[Records from a collection of figures]

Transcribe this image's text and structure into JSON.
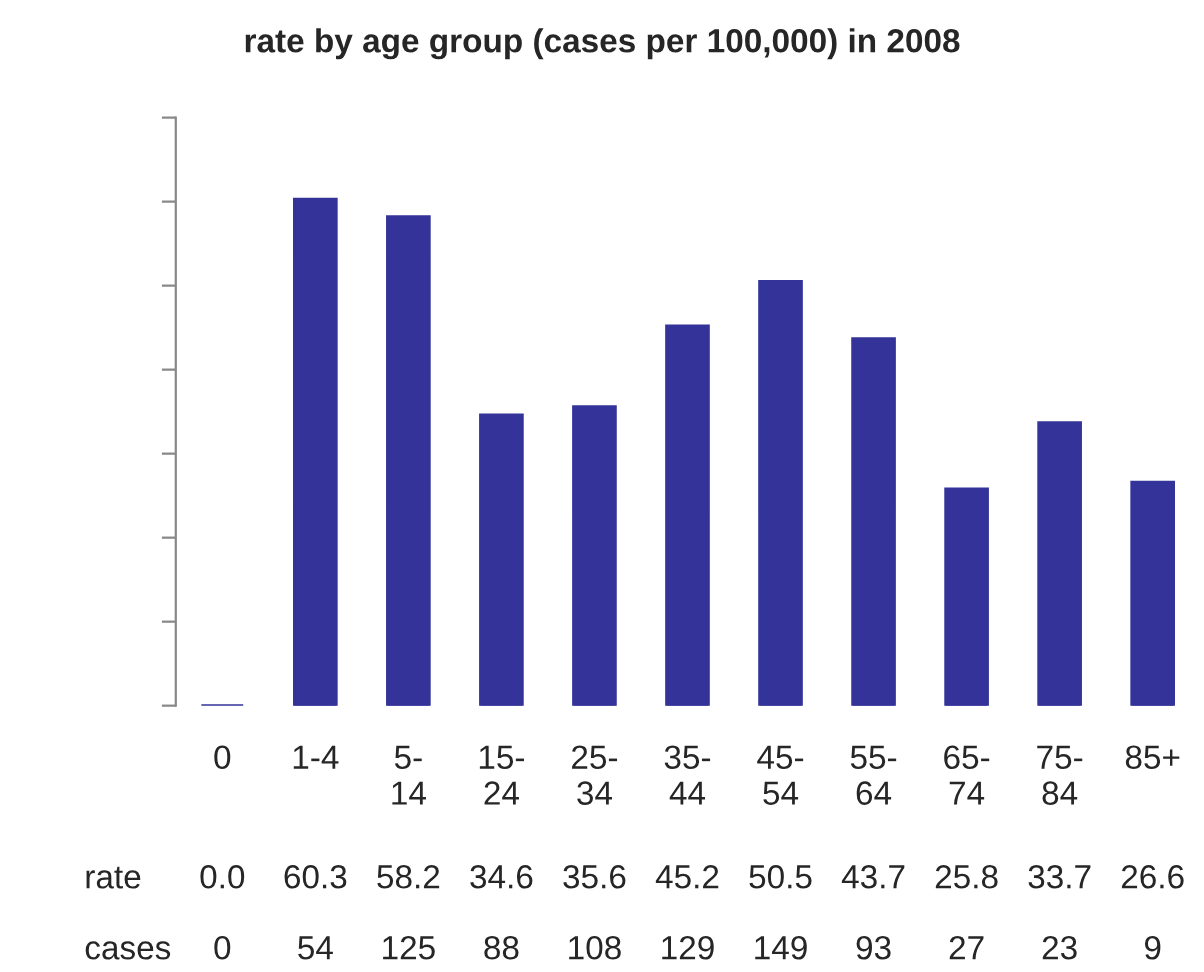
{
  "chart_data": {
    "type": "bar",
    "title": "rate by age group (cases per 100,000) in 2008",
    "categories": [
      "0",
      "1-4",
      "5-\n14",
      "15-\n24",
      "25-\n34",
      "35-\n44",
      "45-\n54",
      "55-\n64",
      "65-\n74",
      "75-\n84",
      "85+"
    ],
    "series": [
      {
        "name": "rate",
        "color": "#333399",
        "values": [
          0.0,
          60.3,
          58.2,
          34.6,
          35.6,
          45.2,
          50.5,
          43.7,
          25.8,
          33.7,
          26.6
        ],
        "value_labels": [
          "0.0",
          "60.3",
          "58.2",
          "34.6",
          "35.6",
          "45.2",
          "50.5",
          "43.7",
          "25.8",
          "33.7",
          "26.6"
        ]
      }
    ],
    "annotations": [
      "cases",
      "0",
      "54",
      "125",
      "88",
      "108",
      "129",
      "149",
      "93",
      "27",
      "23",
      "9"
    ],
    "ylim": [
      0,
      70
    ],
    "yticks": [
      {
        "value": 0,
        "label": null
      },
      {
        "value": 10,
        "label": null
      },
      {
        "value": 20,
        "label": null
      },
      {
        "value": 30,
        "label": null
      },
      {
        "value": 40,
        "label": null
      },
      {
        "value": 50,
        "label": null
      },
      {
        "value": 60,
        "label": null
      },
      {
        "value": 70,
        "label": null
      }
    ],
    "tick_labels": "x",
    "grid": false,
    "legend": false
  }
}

WHAT TO PRODUCE: Copy every record above exactly, leaving out the pictures.

EXERCISE ANSWER:
Transcribe this image's text and structure into JSON.
{
  "chart_data": {
    "type": "bar",
    "title": "rate by age group (cases per 100,000) in 2008",
    "categories": [
      "0",
      "1-4",
      "5-\n14",
      "15-\n24",
      "25-\n34",
      "35-\n44",
      "45-\n54",
      "55-\n64",
      "65-\n74",
      "75-\n84",
      "85+"
    ],
    "series": [
      {
        "name": "rate",
        "color": "#333399",
        "values": [
          0.0,
          60.3,
          58.2,
          34.6,
          35.6,
          45.2,
          50.5,
          43.7,
          25.8,
          33.7,
          26.6
        ],
        "value_labels": [
          "0.0",
          "60.3",
          "58.2",
          "34.6",
          "35.6",
          "45.2",
          "50.5",
          "43.7",
          "25.8",
          "33.7",
          "26.6"
        ]
      }
    ],
    "annotations": [
      "cases",
      "0",
      "54",
      "125",
      "88",
      "108",
      "129",
      "149",
      "93",
      "27",
      "23",
      "9"
    ],
    "ylim": [
      0,
      70
    ],
    "yticks": [
      {
        "value": 0,
        "label": null
      },
      {
        "value": 10,
        "label": null
      },
      {
        "value": 20,
        "label": null
      },
      {
        "value": 30,
        "label": null
      },
      {
        "value": 40,
        "label": null
      },
      {
        "value": 50,
        "label": null
      },
      {
        "value": 60,
        "label": null
      },
      {
        "value": 70,
        "label": null
      }
    ],
    "tick_labels": "x",
    "grid": false,
    "legend": false
  }
}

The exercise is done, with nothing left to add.